JOB >>
Provide an exact reproduction of every entry.

(A block of data)

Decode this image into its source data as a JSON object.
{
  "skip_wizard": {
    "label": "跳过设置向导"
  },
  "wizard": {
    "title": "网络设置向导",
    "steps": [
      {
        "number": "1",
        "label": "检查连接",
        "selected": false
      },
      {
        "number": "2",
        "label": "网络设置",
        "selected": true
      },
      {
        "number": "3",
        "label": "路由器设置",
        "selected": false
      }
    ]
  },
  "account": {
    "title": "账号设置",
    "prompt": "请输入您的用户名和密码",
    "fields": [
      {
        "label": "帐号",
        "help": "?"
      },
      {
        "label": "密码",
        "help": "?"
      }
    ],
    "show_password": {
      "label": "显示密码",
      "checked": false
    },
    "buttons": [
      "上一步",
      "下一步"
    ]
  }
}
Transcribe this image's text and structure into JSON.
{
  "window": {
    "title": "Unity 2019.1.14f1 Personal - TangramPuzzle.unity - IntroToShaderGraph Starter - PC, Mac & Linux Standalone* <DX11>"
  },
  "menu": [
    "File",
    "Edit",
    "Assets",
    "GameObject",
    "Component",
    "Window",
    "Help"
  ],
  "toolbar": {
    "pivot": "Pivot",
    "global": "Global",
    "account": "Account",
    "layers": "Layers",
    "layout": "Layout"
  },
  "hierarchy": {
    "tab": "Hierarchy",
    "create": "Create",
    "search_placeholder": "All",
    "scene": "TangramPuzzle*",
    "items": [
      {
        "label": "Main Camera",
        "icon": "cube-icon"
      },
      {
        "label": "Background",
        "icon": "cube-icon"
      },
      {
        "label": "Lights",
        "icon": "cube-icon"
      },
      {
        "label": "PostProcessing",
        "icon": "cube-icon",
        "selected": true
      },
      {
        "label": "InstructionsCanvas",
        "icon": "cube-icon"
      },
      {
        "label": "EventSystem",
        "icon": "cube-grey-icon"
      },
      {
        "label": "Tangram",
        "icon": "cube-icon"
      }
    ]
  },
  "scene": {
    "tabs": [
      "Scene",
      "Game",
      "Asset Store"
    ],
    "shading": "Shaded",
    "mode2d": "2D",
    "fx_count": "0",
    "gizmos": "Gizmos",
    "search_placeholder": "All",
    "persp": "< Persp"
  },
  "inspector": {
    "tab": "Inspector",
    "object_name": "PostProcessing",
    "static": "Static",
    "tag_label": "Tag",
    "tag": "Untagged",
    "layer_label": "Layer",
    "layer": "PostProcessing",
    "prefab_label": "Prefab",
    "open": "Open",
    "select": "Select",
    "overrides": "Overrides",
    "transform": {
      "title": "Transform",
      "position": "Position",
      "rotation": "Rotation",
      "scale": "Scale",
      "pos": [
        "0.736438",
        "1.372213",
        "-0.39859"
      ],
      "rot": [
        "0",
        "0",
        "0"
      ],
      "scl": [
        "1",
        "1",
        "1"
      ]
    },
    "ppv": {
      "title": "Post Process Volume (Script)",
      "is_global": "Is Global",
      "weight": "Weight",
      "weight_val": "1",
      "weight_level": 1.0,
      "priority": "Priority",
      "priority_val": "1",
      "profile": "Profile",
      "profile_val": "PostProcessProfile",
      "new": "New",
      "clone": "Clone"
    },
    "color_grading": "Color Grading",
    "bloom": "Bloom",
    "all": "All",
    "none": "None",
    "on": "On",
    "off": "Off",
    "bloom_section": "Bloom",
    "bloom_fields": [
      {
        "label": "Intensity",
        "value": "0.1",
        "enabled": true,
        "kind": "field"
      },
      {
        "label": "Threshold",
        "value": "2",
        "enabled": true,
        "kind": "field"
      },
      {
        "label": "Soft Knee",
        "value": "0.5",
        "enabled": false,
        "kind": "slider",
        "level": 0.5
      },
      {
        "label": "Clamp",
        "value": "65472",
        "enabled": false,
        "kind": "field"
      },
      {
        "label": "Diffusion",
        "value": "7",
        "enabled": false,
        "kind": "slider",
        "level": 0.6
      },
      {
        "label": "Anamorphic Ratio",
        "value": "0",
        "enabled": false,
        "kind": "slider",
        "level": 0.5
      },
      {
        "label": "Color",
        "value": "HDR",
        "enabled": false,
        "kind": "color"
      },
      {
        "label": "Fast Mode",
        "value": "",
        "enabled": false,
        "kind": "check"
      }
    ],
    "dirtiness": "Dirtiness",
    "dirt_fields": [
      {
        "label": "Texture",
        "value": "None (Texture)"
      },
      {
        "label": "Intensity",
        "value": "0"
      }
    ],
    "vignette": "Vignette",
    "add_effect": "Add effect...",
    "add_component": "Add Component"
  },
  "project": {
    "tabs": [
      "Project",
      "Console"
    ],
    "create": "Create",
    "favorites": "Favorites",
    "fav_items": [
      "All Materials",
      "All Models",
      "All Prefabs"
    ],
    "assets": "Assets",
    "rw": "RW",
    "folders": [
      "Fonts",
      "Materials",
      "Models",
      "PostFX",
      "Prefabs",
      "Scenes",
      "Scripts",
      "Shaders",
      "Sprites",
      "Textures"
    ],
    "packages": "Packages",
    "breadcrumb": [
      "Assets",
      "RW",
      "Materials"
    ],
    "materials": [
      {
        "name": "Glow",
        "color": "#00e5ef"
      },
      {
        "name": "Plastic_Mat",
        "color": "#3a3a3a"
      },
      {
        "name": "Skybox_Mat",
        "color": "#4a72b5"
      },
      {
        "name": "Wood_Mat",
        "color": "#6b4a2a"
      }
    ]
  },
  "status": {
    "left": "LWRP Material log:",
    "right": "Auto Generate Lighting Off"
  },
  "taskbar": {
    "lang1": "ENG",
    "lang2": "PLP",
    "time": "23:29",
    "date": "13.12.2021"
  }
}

RESULT >>
Decode this image into its source data as a JSON object.
{
  "skip_wizard": {
    "label": "跳过设置向导"
  },
  "wizard": {
    "title": "网络设置向导",
    "steps": [
      {
        "number": "1",
        "label": "检查连接",
        "selected": false
      },
      {
        "number": "2",
        "label": "网络设置",
        "selected": true
      },
      {
        "number": "3",
        "label": "路由器设置",
        "selected": false
      }
    ]
  },
  "account": {
    "title": "账号设置",
    "prompt": "请输入您的用户名和密码",
    "fields": [
      {
        "label": "帐号",
        "help": "?"
      },
      {
        "label": "密码",
        "help": "?"
      }
    ],
    "show_password": {
      "label": "显示密码",
      "checked": false
    },
    "buttons": [
      "上一步",
      "下一步"
    ]
  }
}
Transcribe this image's text and structure into JSON.
{
  "window": {
    "title": "Unity 2019.1.14f1 Personal - TangramPuzzle.unity - IntroToShaderGraph Starter - PC, Mac & Linux Standalone* <DX11>"
  },
  "menu": [
    "File",
    "Edit",
    "Assets",
    "GameObject",
    "Component",
    "Window",
    "Help"
  ],
  "toolbar": {
    "pivot": "Pivot",
    "global": "Global",
    "account": "Account",
    "layers": "Layers",
    "layout": "Layout"
  },
  "hierarchy": {
    "tab": "Hierarchy",
    "create": "Create",
    "search_placeholder": "All",
    "scene": "TangramPuzzle*",
    "items": [
      {
        "label": "Main Camera",
        "icon": "cube-icon"
      },
      {
        "label": "Background",
        "icon": "cube-icon"
      },
      {
        "label": "Lights",
        "icon": "cube-icon"
      },
      {
        "label": "PostProcessing",
        "icon": "cube-icon",
        "selected": true
      },
      {
        "label": "InstructionsCanvas",
        "icon": "cube-icon"
      },
      {
        "label": "EventSystem",
        "icon": "cube-grey-icon"
      },
      {
        "label": "Tangram",
        "icon": "cube-icon"
      }
    ]
  },
  "scene": {
    "tabs": [
      "Scene",
      "Game",
      "Asset Store"
    ],
    "shading": "Shaded",
    "mode2d": "2D",
    "fx_count": "0",
    "gizmos": "Gizmos",
    "search_placeholder": "All",
    "persp": "< Persp"
  },
  "inspector": {
    "tab": "Inspector",
    "object_name": "PostProcessing",
    "static": "Static",
    "tag_label": "Tag",
    "tag": "Untagged",
    "layer_label": "Layer",
    "layer": "PostProcessing",
    "prefab_label": "Prefab",
    "open": "Open",
    "select": "Select",
    "overrides": "Overrides",
    "transform": {
      "title": "Transform",
      "position": "Position",
      "rotation": "Rotation",
      "scale": "Scale",
      "pos": [
        "0.736438",
        "1.372213",
        "-0.39859"
      ],
      "rot": [
        "0",
        "0",
        "0"
      ],
      "scl": [
        "1",
        "1",
        "1"
      ]
    },
    "ppv": {
      "title": "Post Process Volume (Script)",
      "is_global": "Is Global",
      "weight": "Weight",
      "weight_val": "1",
      "weight_level": 1.0,
      "priority": "Priority",
      "priority_val": "1",
      "profile": "Profile",
      "profile_val": "PostProcessProfile",
      "new": "New",
      "clone": "Clone"
    },
    "color_grading": "Color Grading",
    "bloom": "Bloom",
    "all": "All",
    "none": "None",
    "on": "On",
    "off": "Off",
    "bloom_section": "Bloom",
    "bloom_fields": [
      {
        "label": "Intensity",
        "value": "0.1",
        "enabled": true,
        "kind": "field"
      },
      {
        "label": "Threshold",
        "value": "2",
        "enabled": true,
        "kind": "field"
      },
      {
        "label": "Soft Knee",
        "value": "0.5",
        "enabled": false,
        "kind": "slider",
        "level": 0.5
      },
      {
        "label": "Clamp",
        "value": "65472",
        "enabled": false,
        "kind": "field"
      },
      {
        "label": "Diffusion",
        "value": "7",
        "enabled": false,
        "kind": "slider",
        "level": 0.6
      },
      {
        "label": "Anamorphic Ratio",
        "value": "0",
        "enabled": false,
        "kind": "slider",
        "level": 0.5
      },
      {
        "label": "Color",
        "value": "HDR",
        "enabled": false,
        "kind": "color"
      },
      {
        "label": "Fast Mode",
        "value": "",
        "enabled": false,
        "kind": "check"
      }
    ],
    "dirtiness": "Dirtiness",
    "dirt_fields": [
      {
        "label": "Texture",
        "value": "None (Texture)"
      },
      {
        "label": "Intensity",
        "value": "0"
      }
    ],
    "vignette": "Vignette",
    "add_effect": "Add effect...",
    "add_component": "Add Component"
  },
  "project": {
    "tabs": [
      "Project",
      "Console"
    ],
    "create": "Create",
    "favorites": "Favorites",
    "fav_items": [
      "All Materials",
      "All Models",
      "All Prefabs"
    ],
    "assets": "Assets",
    "rw": "RW",
    "folders": [
      "Fonts",
      "Materials",
      "Models",
      "PostFX",
      "Prefabs",
      "Scenes",
      "Scripts",
      "Shaders",
      "Sprites",
      "Textures"
    ],
    "packages": "Packages",
    "breadcrumb": [
      "Assets",
      "RW",
      "Materials"
    ],
    "materials": [
      {
        "name": "Glow",
        "color": "#00e5ef"
      },
      {
        "name": "Plastic_Mat",
        "color": "#3a3a3a"
      },
      {
        "name": "Skybox_Mat",
        "color": "#4a72b5"
      },
      {
        "name": "Wood_Mat",
        "color": "#6b4a2a"
      }
    ]
  },
  "status": {
    "left": "LWRP Material log:",
    "right": "Auto Generate Lighting Off"
  },
  "taskbar": {
    "lang1": "ENG",
    "lang2": "PLP",
    "time": "23:29",
    "date": "13.12.2021"
  }
}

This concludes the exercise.